• [WORK TO DO]
Rewrite every record with "operator" replaced by "dispatcher", changing nothing else and leaving the pictures out.

* BEGIN SUPPLIED RECORDS *

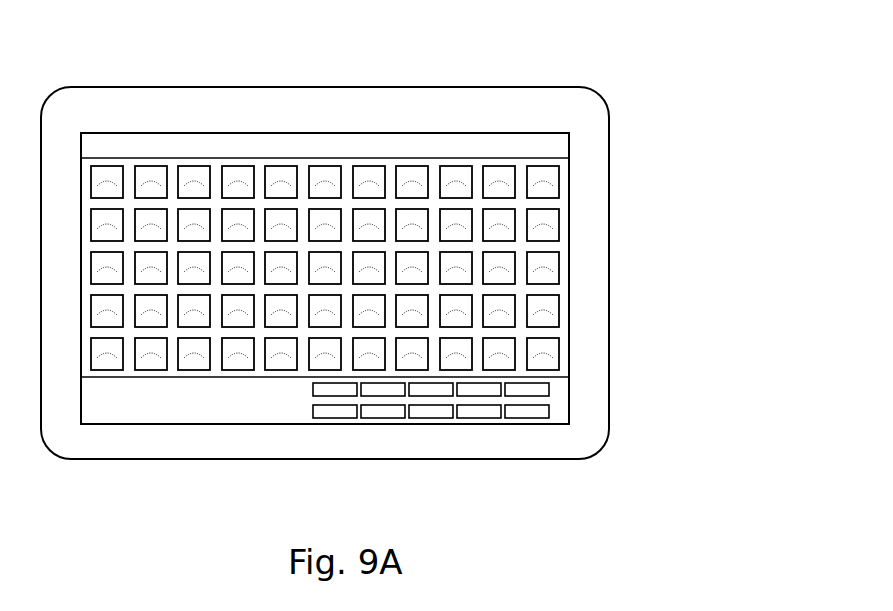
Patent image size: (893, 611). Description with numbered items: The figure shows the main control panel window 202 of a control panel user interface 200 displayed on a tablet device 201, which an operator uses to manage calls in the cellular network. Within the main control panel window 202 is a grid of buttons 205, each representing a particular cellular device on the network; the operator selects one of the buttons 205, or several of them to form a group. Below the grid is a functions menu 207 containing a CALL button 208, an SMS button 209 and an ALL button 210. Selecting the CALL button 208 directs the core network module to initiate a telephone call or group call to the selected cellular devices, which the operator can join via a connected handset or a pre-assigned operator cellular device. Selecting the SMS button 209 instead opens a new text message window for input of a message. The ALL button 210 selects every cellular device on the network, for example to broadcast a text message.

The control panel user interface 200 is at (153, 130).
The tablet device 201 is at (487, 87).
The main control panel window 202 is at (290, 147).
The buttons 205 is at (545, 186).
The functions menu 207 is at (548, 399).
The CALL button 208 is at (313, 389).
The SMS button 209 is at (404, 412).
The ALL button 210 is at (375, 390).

* END SUPPLIED RECORDS *

• [PROBLEM SOLUTION]
Patent image size: (893, 611). Description with numbered items: The figure shows the main control panel window 202 of a control panel user interface 200 displayed on a tablet device 201, which an dispatcher uses to manage calls in the cellular network. Within the main control panel window 202 is a grid of buttons 205, each representing a particular cellular device on the network; the dispatcher selects one of the buttons 205, or several of them to form a group. Below the grid is a functions menu 207 containing a CALL button 208, an SMS button 209 and an ALL button 210. Selecting the CALL button 208 directs the core network module to initiate a telephone call or group call to the selected cellular devices, which the dispatcher can join via a connected handset or a pre-assigned dispatcher cellular device. Selecting the SMS button 209 instead opens a new text message window for input of a message. The ALL button 210 selects every cellular device on the network, for example to broadcast a text message.

The control panel user interface 200 is at (153, 130).
The tablet device 201 is at (487, 87).
The main control panel window 202 is at (290, 147).
The buttons 205 is at (545, 186).
The functions menu 207 is at (548, 399).
The CALL button 208 is at (313, 389).
The SMS button 209 is at (404, 412).
The ALL button 210 is at (375, 390).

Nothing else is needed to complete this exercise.